= Work to complete =
Copy the following records verbatim, omitting the pictures from your answer.

= Data for the task =
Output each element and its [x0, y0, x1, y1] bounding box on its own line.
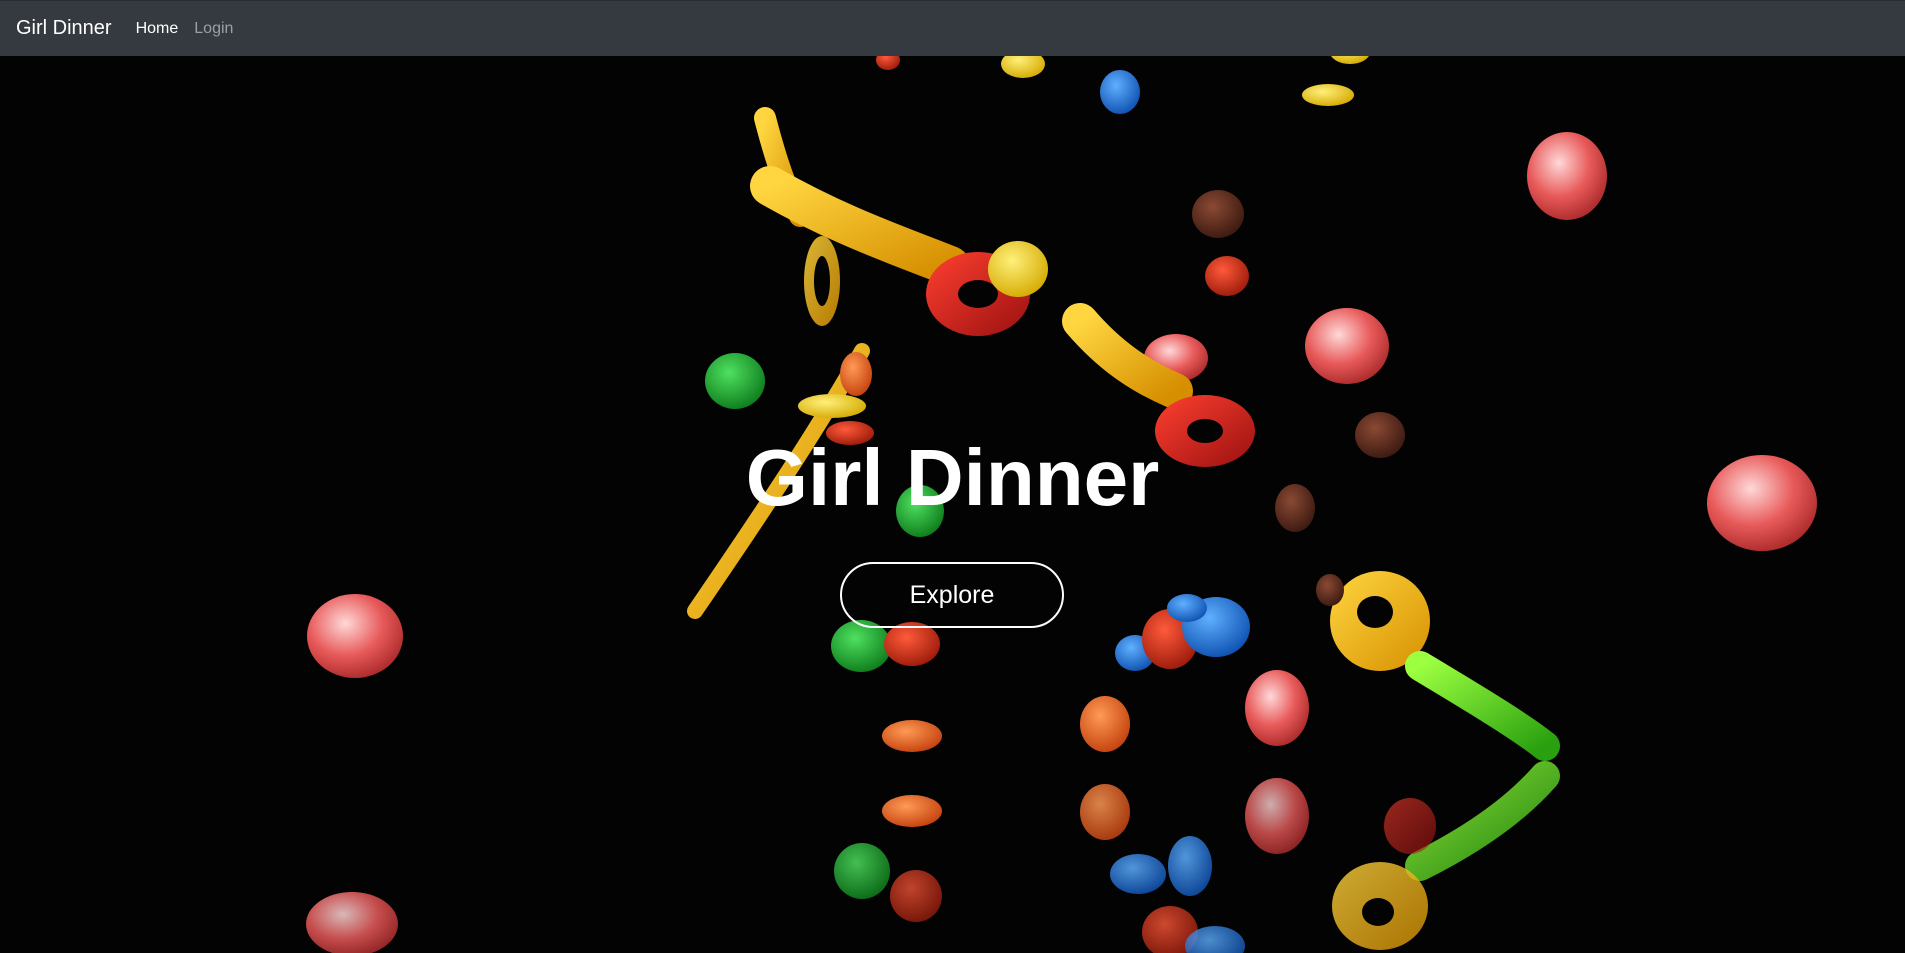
- explore-button[interactable]: Explore: [840, 562, 1064, 628]
- hero-section: Girl Dinner Explore: [0, 56, 1905, 953]
- hero-title: Girl Dinner: [745, 433, 1160, 522]
- nav-link-login[interactable]: Login: [194, 20, 233, 38]
- top-navbar: Girl Dinner Home Login: [0, 0, 1905, 56]
- nav-link-home[interactable]: Home: [136, 20, 179, 38]
- brand-link[interactable]: Girl Dinner: [16, 17, 112, 40]
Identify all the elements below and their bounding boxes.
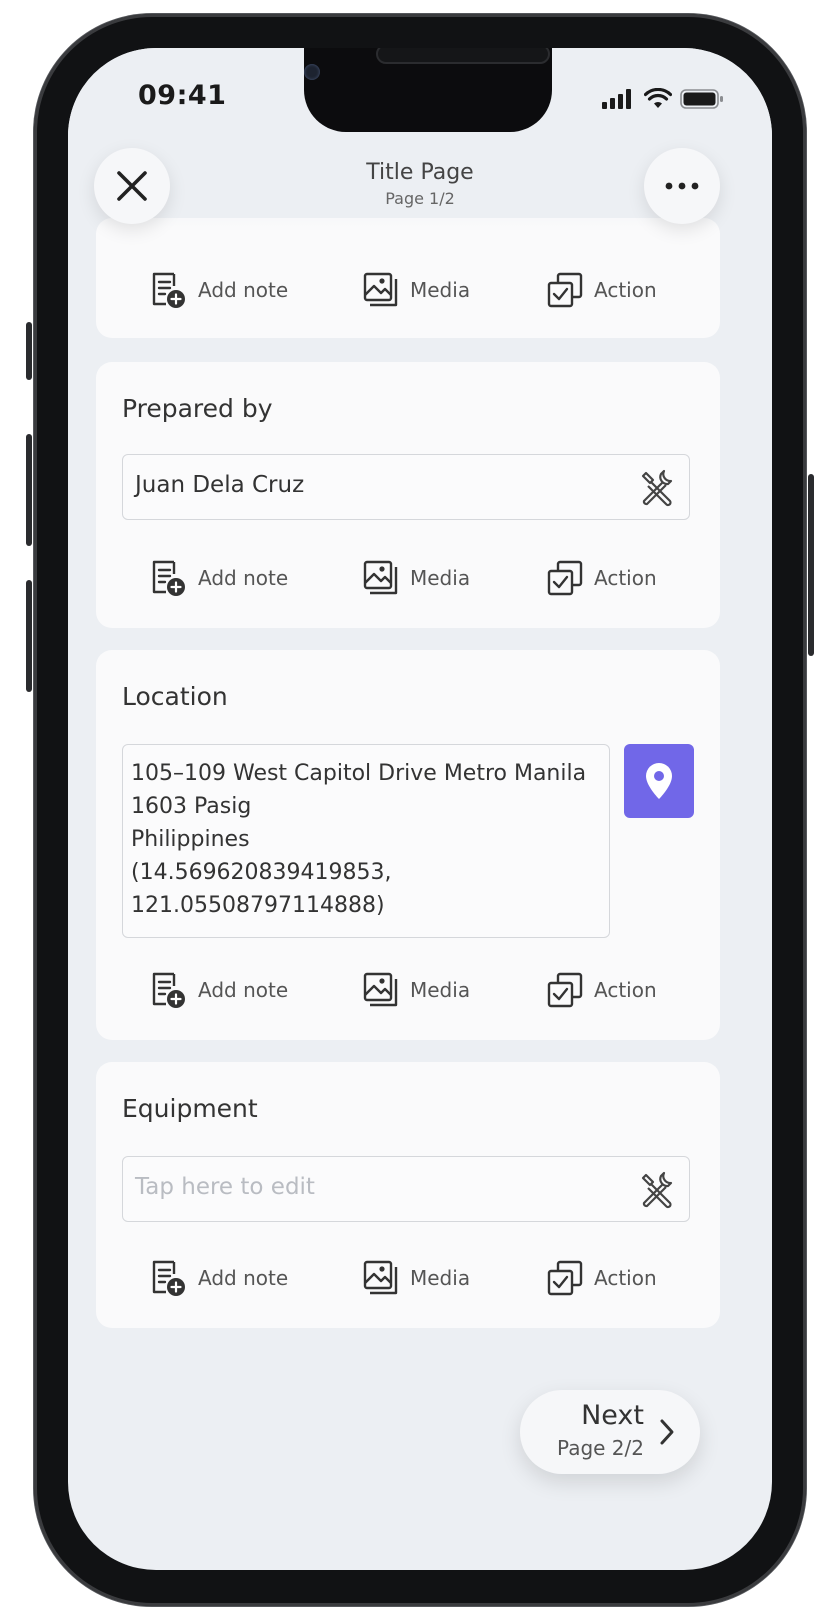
card-actions: Add note Media Action bbox=[96, 268, 720, 312]
wifi-icon bbox=[644, 88, 672, 108]
action-label: Action bbox=[594, 978, 657, 1002]
status-icons bbox=[602, 88, 724, 110]
app-screen: 09:41 Title Page Page 1/2 Add note Media… bbox=[68, 48, 772, 1570]
action-icon bbox=[547, 272, 583, 308]
card-previous: Add note Media Action bbox=[96, 218, 720, 338]
add-note-button[interactable]: Add note bbox=[148, 968, 288, 1012]
card-equipment: Equipment Tap here to edit Add note Medi… bbox=[96, 1062, 720, 1328]
add-note-label: Add note bbox=[198, 278, 289, 302]
equipment-placeholder: Tap here to edit bbox=[135, 1174, 315, 1200]
media-icon bbox=[363, 272, 398, 307]
equipment-label: Equipment bbox=[122, 1094, 258, 1123]
next-page-indicator: Page 2/2 bbox=[557, 1436, 644, 1460]
add-note-label: Add note bbox=[198, 978, 289, 1002]
phone-side-button bbox=[26, 322, 32, 380]
battery-icon bbox=[680, 89, 723, 109]
media-label: Media bbox=[410, 978, 471, 1002]
camera-icon bbox=[304, 64, 320, 80]
prepared-by-label: Prepared by bbox=[122, 394, 273, 423]
phone-side-button bbox=[26, 580, 32, 692]
card-actions: Add note Media Action bbox=[96, 1256, 720, 1300]
location-label: Location bbox=[122, 682, 228, 711]
media-icon bbox=[363, 560, 398, 595]
add-note-icon bbox=[152, 560, 185, 596]
add-note-icon bbox=[152, 272, 185, 308]
media-button[interactable]: Media bbox=[362, 556, 470, 600]
location-line: Philippines bbox=[131, 827, 250, 852]
media-button[interactable]: Media bbox=[362, 968, 470, 1012]
next-page-button[interactable]: Next Page 2/2 bbox=[520, 1390, 700, 1474]
location-line: 1603 Pasig bbox=[131, 794, 252, 819]
add-note-icon bbox=[152, 972, 185, 1008]
chevron-right-icon bbox=[660, 1419, 674, 1445]
media-icon bbox=[363, 972, 398, 1007]
add-note-label: Add note bbox=[198, 1266, 289, 1290]
card-location: Location 105–109 West Capitol Drive Metr… bbox=[96, 650, 720, 1040]
media-icon bbox=[363, 1260, 398, 1295]
phone-side-button bbox=[26, 434, 32, 546]
action-button[interactable]: Action bbox=[546, 968, 657, 1012]
map-pin-icon bbox=[646, 763, 672, 799]
add-note-button[interactable]: Add note bbox=[148, 268, 288, 312]
action-button[interactable]: Action bbox=[546, 556, 657, 600]
action-icon bbox=[547, 1260, 583, 1296]
action-icon bbox=[547, 560, 583, 596]
add-note-button[interactable]: Add note bbox=[148, 556, 288, 600]
phone-side-button bbox=[808, 474, 814, 656]
add-note-label: Add note bbox=[198, 566, 289, 590]
media-label: Media bbox=[410, 566, 471, 590]
action-button[interactable]: Action bbox=[546, 268, 657, 312]
next-label: Next bbox=[581, 1400, 644, 1431]
location-field[interactable]: 105–109 West Capitol Drive Metro Manila … bbox=[122, 744, 610, 938]
action-label: Action bbox=[594, 566, 657, 590]
card-prepared-by: Prepared by Juan Dela Cruz Add note Medi… bbox=[96, 362, 720, 628]
speaker bbox=[376, 48, 550, 64]
action-button[interactable]: Action bbox=[546, 1256, 657, 1300]
add-note-button[interactable]: Add note bbox=[148, 1256, 288, 1300]
add-note-icon bbox=[152, 1260, 185, 1296]
equipment-field[interactable]: Tap here to edit bbox=[122, 1156, 690, 1222]
media-button[interactable]: Media bbox=[362, 1256, 470, 1300]
action-label: Action bbox=[594, 1266, 657, 1290]
signal-icon bbox=[602, 89, 631, 109]
more-button[interactable] bbox=[644, 148, 720, 224]
prepared-by-value: Juan Dela Cruz bbox=[135, 472, 305, 498]
media-button[interactable]: Media bbox=[362, 268, 470, 312]
prepared-by-field[interactable]: Juan Dela Cruz bbox=[122, 454, 690, 520]
media-label: Media bbox=[410, 278, 471, 302]
media-label: Media bbox=[410, 1266, 471, 1290]
card-actions: Add note Media Action bbox=[96, 968, 720, 1012]
location-line: 105–109 West Capitol Drive Metro Manila bbox=[131, 761, 587, 786]
card-actions: Add note Media Action bbox=[96, 556, 720, 600]
more-icon bbox=[665, 182, 699, 190]
action-icon bbox=[547, 972, 583, 1008]
location-line: 121.05508797114888) bbox=[131, 893, 385, 918]
tools-icon[interactable] bbox=[637, 468, 677, 512]
location-line: (14.569620839419853, bbox=[131, 860, 392, 885]
location-pin-button[interactable] bbox=[624, 744, 694, 818]
tools-icon[interactable] bbox=[637, 1170, 677, 1214]
status-time: 09:41 bbox=[138, 80, 227, 111]
action-label: Action bbox=[594, 278, 657, 302]
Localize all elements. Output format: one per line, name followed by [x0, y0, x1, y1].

= The result =
Output each element and its [x0, y0, x1, y1] bounding box on its own line.
- explore-button[interactable]: Explore: [840, 562, 1064, 628]
- hero-section: Girl Dinner Explore: [0, 56, 1905, 953]
- hero-title: Girl Dinner: [745, 433, 1160, 522]
- nav-link-login[interactable]: Login: [194, 20, 233, 38]
- top-navbar: Girl Dinner Home Login: [0, 0, 1905, 56]
- nav-link-home[interactable]: Home: [136, 20, 179, 38]
- brand-link[interactable]: Girl Dinner: [16, 17, 112, 40]
Identify all the elements below and their bounding boxes.
card-actions: Add note Media Action bbox=[96, 268, 720, 312]
wifi-icon bbox=[644, 88, 672, 108]
action-label: Action bbox=[594, 978, 657, 1002]
status-icons bbox=[602, 88, 724, 110]
app-screen: 09:41 Title Page Page 1/2 Add note Media… bbox=[68, 48, 772, 1570]
action-icon bbox=[547, 272, 583, 308]
card-previous: Add note Media Action bbox=[96, 218, 720, 338]
add-note-button[interactable]: Add note bbox=[148, 968, 288, 1012]
card-equipment: Equipment Tap here to edit Add note Medi… bbox=[96, 1062, 720, 1328]
add-note-label: Add note bbox=[198, 278, 289, 302]
equipment-placeholder: Tap here to edit bbox=[135, 1174, 315, 1200]
media-icon bbox=[363, 272, 398, 307]
equipment-label: Equipment bbox=[122, 1094, 258, 1123]
next-page-indicator: Page 2/2 bbox=[557, 1436, 644, 1460]
add-note-label: Add note bbox=[198, 978, 289, 1002]
phone-side-button bbox=[26, 322, 32, 380]
battery-icon bbox=[680, 89, 723, 109]
media-label: Media bbox=[410, 978, 471, 1002]
camera-icon bbox=[304, 64, 320, 80]
prepared-by-label: Prepared by bbox=[122, 394, 273, 423]
phone-side-button bbox=[26, 580, 32, 692]
card-actions: Add note Media Action bbox=[96, 1256, 720, 1300]
location-label: Location bbox=[122, 682, 228, 711]
media-icon bbox=[363, 560, 398, 595]
add-note-icon bbox=[152, 560, 185, 596]
add-note-icon bbox=[152, 272, 185, 308]
media-button[interactable]: Media bbox=[362, 556, 470, 600]
location-line: Philippines bbox=[131, 827, 250, 852]
media-button[interactable]: Media bbox=[362, 968, 470, 1012]
next-page-button[interactable]: Next Page 2/2 bbox=[520, 1390, 700, 1474]
location-line: 1603 Pasig bbox=[131, 794, 252, 819]
add-note-icon bbox=[152, 972, 185, 1008]
chevron-right-icon bbox=[660, 1419, 674, 1445]
media-icon bbox=[363, 972, 398, 1007]
add-note-label: Add note bbox=[198, 1266, 289, 1290]
card-location: Location 105–109 West Capitol Drive Metr… bbox=[96, 650, 720, 1040]
media-icon bbox=[363, 1260, 398, 1295]
phone-side-button bbox=[26, 434, 32, 546]
action-button[interactable]: Action bbox=[546, 968, 657, 1012]
map-pin-icon bbox=[646, 763, 672, 799]
add-note-button[interactable]: Add note bbox=[148, 268, 288, 312]
action-button[interactable]: Action bbox=[546, 556, 657, 600]
action-icon bbox=[547, 1260, 583, 1296]
action-icon bbox=[547, 560, 583, 596]
add-note-button[interactable]: Add note bbox=[148, 556, 288, 600]
phone-side-button bbox=[808, 474, 814, 656]
add-note-label: Add note bbox=[198, 566, 289, 590]
media-label: Media bbox=[410, 566, 471, 590]
action-button[interactable]: Action bbox=[546, 268, 657, 312]
next-label: Next bbox=[581, 1400, 644, 1431]
location-field[interactable]: 105–109 West Capitol Drive Metro Manila … bbox=[122, 744, 610, 938]
action-label: Action bbox=[594, 566, 657, 590]
card-prepared-by: Prepared by Juan Dela Cruz Add note Medi… bbox=[96, 362, 720, 628]
speaker bbox=[376, 48, 550, 64]
action-button[interactable]: Action bbox=[546, 1256, 657, 1300]
add-note-button[interactable]: Add note bbox=[148, 1256, 288, 1300]
add-note-icon bbox=[152, 1260, 185, 1296]
equipment-field[interactable]: Tap here to edit bbox=[122, 1156, 690, 1222]
media-button[interactable]: Media bbox=[362, 1256, 470, 1300]
action-label: Action bbox=[594, 1266, 657, 1290]
signal-icon bbox=[602, 89, 631, 109]
more-button[interactable] bbox=[644, 148, 720, 224]
prepared-by-value: Juan Dela Cruz bbox=[135, 472, 305, 498]
media-button[interactable]: Media bbox=[362, 268, 470, 312]
prepared-by-field[interactable]: Juan Dela Cruz bbox=[122, 454, 690, 520]
media-label: Media bbox=[410, 278, 471, 302]
media-label: Media bbox=[410, 1266, 471, 1290]
card-actions: Add note Media Action bbox=[96, 968, 720, 1012]
location-line: 105–109 West Capitol Drive Metro Manila bbox=[131, 761, 587, 786]
card-actions: Add note Media Action bbox=[96, 556, 720, 600]
more-icon bbox=[665, 182, 699, 190]
action-icon bbox=[547, 972, 583, 1008]
location-line: 121.05508797114888) bbox=[131, 893, 385, 918]
tools-icon[interactable] bbox=[637, 468, 677, 512]
location-line: (14.569620839419853, bbox=[131, 860, 392, 885]
location-pin-button[interactable] bbox=[624, 744, 694, 818]
tools-icon[interactable] bbox=[637, 1170, 677, 1214]
status-time: 09:41 bbox=[138, 80, 227, 111]
action-label: Action bbox=[594, 278, 657, 302]
Localize all elements. Output format: one per line, name followed by [x0, y0, x1, y1].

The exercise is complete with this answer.